# DATASET ENTRIES:

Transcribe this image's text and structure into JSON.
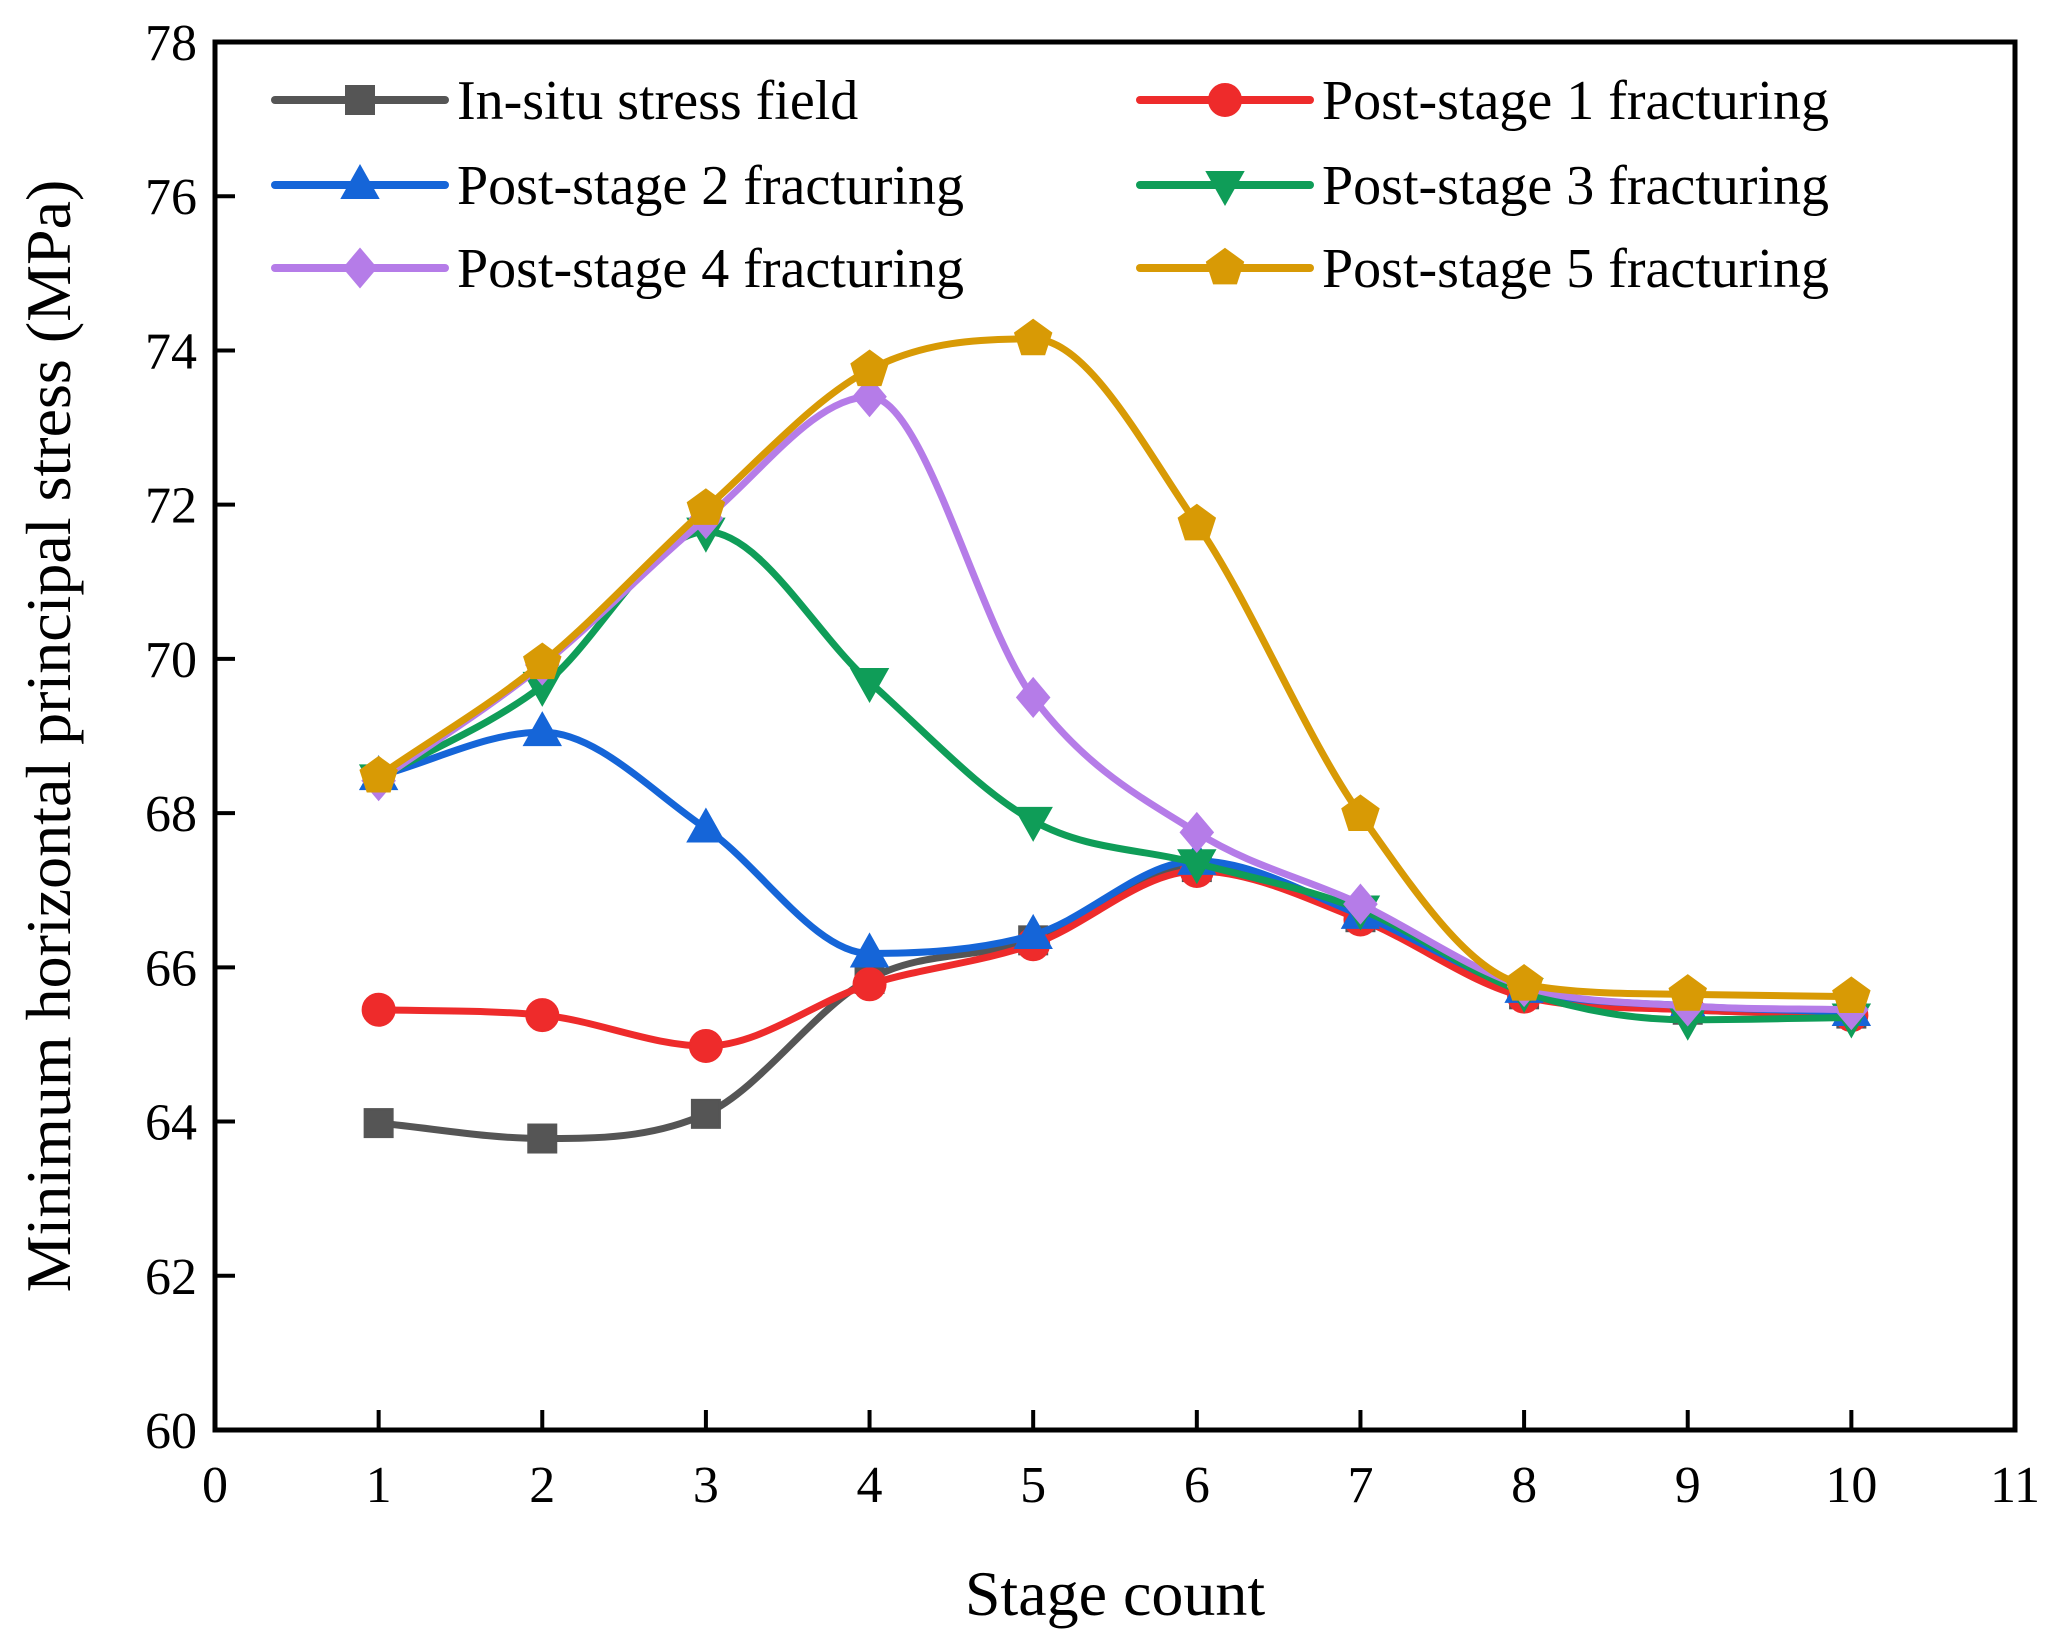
{
  "chart_data": {
    "type": "line",
    "title": "",
    "xlabel": "Stage count",
    "ylabel": "Minimum horizontal principal stress (MPa)",
    "xlim": [
      0,
      11
    ],
    "ylim": [
      60,
      78
    ],
    "xticks": [
      0,
      1,
      2,
      3,
      4,
      5,
      6,
      7,
      8,
      9,
      10,
      11
    ],
    "yticks": [
      60,
      62,
      64,
      66,
      68,
      70,
      72,
      74,
      76,
      78
    ],
    "grid": false,
    "legend_position": "top",
    "x": [
      1,
      2,
      3,
      4,
      5,
      6,
      7,
      8,
      9,
      10
    ],
    "series": [
      {
        "name": "In-situ stress field",
        "color": "#555555",
        "marker": "square",
        "values": [
          63.98,
          63.78,
          64.1,
          65.85,
          66.35,
          67.3,
          66.65,
          65.65,
          65.45,
          65.4
        ]
      },
      {
        "name": "Post-stage 1 fracturing",
        "color": "#ee2b2b",
        "marker": "circle",
        "values": [
          65.45,
          65.38,
          64.98,
          65.78,
          66.3,
          67.25,
          66.62,
          65.62,
          65.45,
          65.38
        ]
      },
      {
        "name": "Post-stage 2 fracturing",
        "color": "#1565d8",
        "marker": "triangle-up",
        "values": [
          68.48,
          69.05,
          67.8,
          66.18,
          66.42,
          67.38,
          66.68,
          65.72,
          65.5,
          65.42
        ]
      },
      {
        "name": "Post-stage 3 fracturing",
        "color": "#0f9d58",
        "marker": "triangle-down",
        "values": [
          68.45,
          69.65,
          71.65,
          69.7,
          67.9,
          67.35,
          66.75,
          65.68,
          65.32,
          65.35
        ]
      },
      {
        "name": "Post-stage 4 fracturing",
        "color": "#b57ce8",
        "marker": "diamond",
        "values": [
          68.42,
          69.92,
          71.82,
          73.4,
          69.5,
          67.75,
          66.82,
          65.75,
          65.5,
          65.45
        ]
      },
      {
        "name": "Post-stage 5 fracturing",
        "color": "#d89a05",
        "marker": "pentagon",
        "values": [
          68.48,
          69.95,
          71.95,
          73.75,
          74.15,
          71.75,
          67.98,
          65.78,
          65.65,
          65.62
        ]
      }
    ]
  }
}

# WHAT TO DO:
Leave out the pictures and print each record exactly as it stands.

# RESPONSE TO THIS EXERCISE:
Transcribe this image's text and structure into JSON.
{
  "chart_data": {
    "type": "line",
    "title": "",
    "xlabel": "Stage count",
    "ylabel": "Minimum horizontal principal stress (MPa)",
    "xlim": [
      0,
      11
    ],
    "ylim": [
      60,
      78
    ],
    "xticks": [
      0,
      1,
      2,
      3,
      4,
      5,
      6,
      7,
      8,
      9,
      10,
      11
    ],
    "yticks": [
      60,
      62,
      64,
      66,
      68,
      70,
      72,
      74,
      76,
      78
    ],
    "grid": false,
    "legend_position": "top",
    "x": [
      1,
      2,
      3,
      4,
      5,
      6,
      7,
      8,
      9,
      10
    ],
    "series": [
      {
        "name": "In-situ stress field",
        "color": "#555555",
        "marker": "square",
        "values": [
          63.98,
          63.78,
          64.1,
          65.85,
          66.35,
          67.3,
          66.65,
          65.65,
          65.45,
          65.4
        ]
      },
      {
        "name": "Post-stage 1 fracturing",
        "color": "#ee2b2b",
        "marker": "circle",
        "values": [
          65.45,
          65.38,
          64.98,
          65.78,
          66.3,
          67.25,
          66.62,
          65.62,
          65.45,
          65.38
        ]
      },
      {
        "name": "Post-stage 2 fracturing",
        "color": "#1565d8",
        "marker": "triangle-up",
        "values": [
          68.48,
          69.05,
          67.8,
          66.18,
          66.42,
          67.38,
          66.68,
          65.72,
          65.5,
          65.42
        ]
      },
      {
        "name": "Post-stage 3 fracturing",
        "color": "#0f9d58",
        "marker": "triangle-down",
        "values": [
          68.45,
          69.65,
          71.65,
          69.7,
          67.9,
          67.35,
          66.75,
          65.68,
          65.32,
          65.35
        ]
      },
      {
        "name": "Post-stage 4 fracturing",
        "color": "#b57ce8",
        "marker": "diamond",
        "values": [
          68.42,
          69.92,
          71.82,
          73.4,
          69.5,
          67.75,
          66.82,
          65.75,
          65.5,
          65.45
        ]
      },
      {
        "name": "Post-stage 5 fracturing",
        "color": "#d89a05",
        "marker": "pentagon",
        "values": [
          68.48,
          69.95,
          71.95,
          73.75,
          74.15,
          71.75,
          67.98,
          65.78,
          65.65,
          65.62
        ]
      }
    ]
  }
}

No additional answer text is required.